» **THE REQUEST**:
Write the material out again, line by line, exactly as it is.

» **GIVEN DATA**:
--------------------
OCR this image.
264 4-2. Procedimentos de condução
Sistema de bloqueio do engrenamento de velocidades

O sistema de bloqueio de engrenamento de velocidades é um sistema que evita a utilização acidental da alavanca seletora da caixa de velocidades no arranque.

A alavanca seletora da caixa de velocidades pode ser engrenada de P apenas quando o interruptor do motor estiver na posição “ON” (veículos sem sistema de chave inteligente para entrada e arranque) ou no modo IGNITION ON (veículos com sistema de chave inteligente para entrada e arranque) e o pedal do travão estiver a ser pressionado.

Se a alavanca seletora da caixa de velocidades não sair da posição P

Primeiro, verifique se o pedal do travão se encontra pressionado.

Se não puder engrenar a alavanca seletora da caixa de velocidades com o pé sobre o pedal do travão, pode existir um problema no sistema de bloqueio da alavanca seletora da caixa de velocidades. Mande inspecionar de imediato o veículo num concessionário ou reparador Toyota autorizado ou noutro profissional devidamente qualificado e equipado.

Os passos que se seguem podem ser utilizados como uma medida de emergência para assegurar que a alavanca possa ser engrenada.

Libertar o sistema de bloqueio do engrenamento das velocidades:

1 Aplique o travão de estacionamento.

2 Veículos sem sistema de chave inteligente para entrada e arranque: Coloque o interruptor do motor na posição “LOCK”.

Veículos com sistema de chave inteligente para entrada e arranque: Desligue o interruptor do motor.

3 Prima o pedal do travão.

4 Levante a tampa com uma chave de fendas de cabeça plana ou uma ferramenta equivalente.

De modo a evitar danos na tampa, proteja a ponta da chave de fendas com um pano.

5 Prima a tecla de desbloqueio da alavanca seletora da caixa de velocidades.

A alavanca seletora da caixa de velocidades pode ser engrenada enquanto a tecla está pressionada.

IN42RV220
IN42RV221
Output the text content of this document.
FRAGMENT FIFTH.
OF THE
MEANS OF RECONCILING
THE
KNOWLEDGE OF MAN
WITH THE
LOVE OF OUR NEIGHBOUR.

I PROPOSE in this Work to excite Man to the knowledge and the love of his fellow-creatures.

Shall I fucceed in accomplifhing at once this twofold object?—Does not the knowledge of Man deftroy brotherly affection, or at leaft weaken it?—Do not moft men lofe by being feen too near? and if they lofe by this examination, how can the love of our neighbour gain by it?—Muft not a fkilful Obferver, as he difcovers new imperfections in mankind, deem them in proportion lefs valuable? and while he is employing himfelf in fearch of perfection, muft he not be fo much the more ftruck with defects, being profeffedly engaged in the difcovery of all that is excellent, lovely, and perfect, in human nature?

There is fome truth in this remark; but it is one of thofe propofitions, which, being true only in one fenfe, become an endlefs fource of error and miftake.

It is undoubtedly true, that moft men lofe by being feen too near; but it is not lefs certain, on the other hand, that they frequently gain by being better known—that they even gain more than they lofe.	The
--------------------
» **THE RESULT**:
OCR this image.
264 4-2. Procedimentos de condução
Sistema de bloqueio do engrenamento de velocidades

O sistema de bloqueio de engrenamento de velocidades é um sistema que evita a utilização acidental da alavanca seletora da caixa de velocidades no arranque.

A alavanca seletora da caixa de velocidades pode ser engrenada de P apenas quando o interruptor do motor estiver na posição “ON” (veículos sem sistema de chave inteligente para entrada e arranque) ou no modo IGNITION ON (veículos com sistema de chave inteligente para entrada e arranque) e o pedal do travão estiver a ser pressionado.

Se a alavanca seletora da caixa de velocidades não sair da posição P

Primeiro, verifique se o pedal do travão se encontra pressionado.

Se não puder engrenar a alavanca seletora da caixa de velocidades com o pé sobre o pedal do travão, pode existir um problema no sistema de bloqueio da alavanca seletora da caixa de velocidades. Mande inspecionar de imediato o veículo num concessionário ou reparador Toyota autorizado ou noutro profissional devidamente qualificado e equipado.

Os passos que se seguem podem ser utilizados como uma medida de emergência para assegurar que a alavanca possa ser engrenada.

Libertar o sistema de bloqueio do engrenamento das velocidades:

1 Aplique o travão de estacionamento.

2 Veículos sem sistema de chave inteligente para entrada e arranque: Coloque o interruptor do motor na posição “LOCK”.

Veículos com sistema de chave inteligente para entrada e arranque: Desligue o interruptor do motor.

3 Prima o pedal do travão.

4 Levante a tampa com uma chave de fendas de cabeça plana ou uma ferramenta equivalente.

De modo a evitar danos na tampa, proteja a ponta da chave de fendas com um pano.

5 Prima a tecla de desbloqueio da alavanca seletora da caixa de velocidades.

A alavanca seletora da caixa de velocidades pode ser engrenada enquanto a tecla está pressionada.

IN42RV220
IN42RV221
Output the text content of this document.
FRAGMENT FIFTH.
OF THE
MEANS OF RECONCILING
THE
KNOWLEDGE OF MAN
WITH THE
LOVE OF OUR NEIGHBOUR.

I PROPOSE in this Work to excite Man to the knowledge and the love of his fellow-creatures.

Shall I fucceed in accomplifhing at once this twofold object?—Does not the knowledge of Man deftroy brotherly affection, or at leaft weaken it?—Do not moft men lofe by being feen too near? and if they lofe by this examination, how can the love of our neighbour gain by it?—Muft not a fkilful Obferver, as he difcovers new imperfections in mankind, deem them in proportion lefs valuable? and while he is employing himfelf in fearch of perfection, muft he not be fo much the more ftruck with defects, being profeffedly engaged in the difcovery of all that is excellent, lovely, and perfect, in human nature?

There is fome truth in this remark; but it is one of thofe propofitions, which, being true only in one fenfe, become an endlefs fource of error and miftake.

It is undoubtedly true, that moft men lofe by being feen too near; but it is not lefs certain, on the other hand, that they frequently gain by being better known—that they even gain more than they lofe.	The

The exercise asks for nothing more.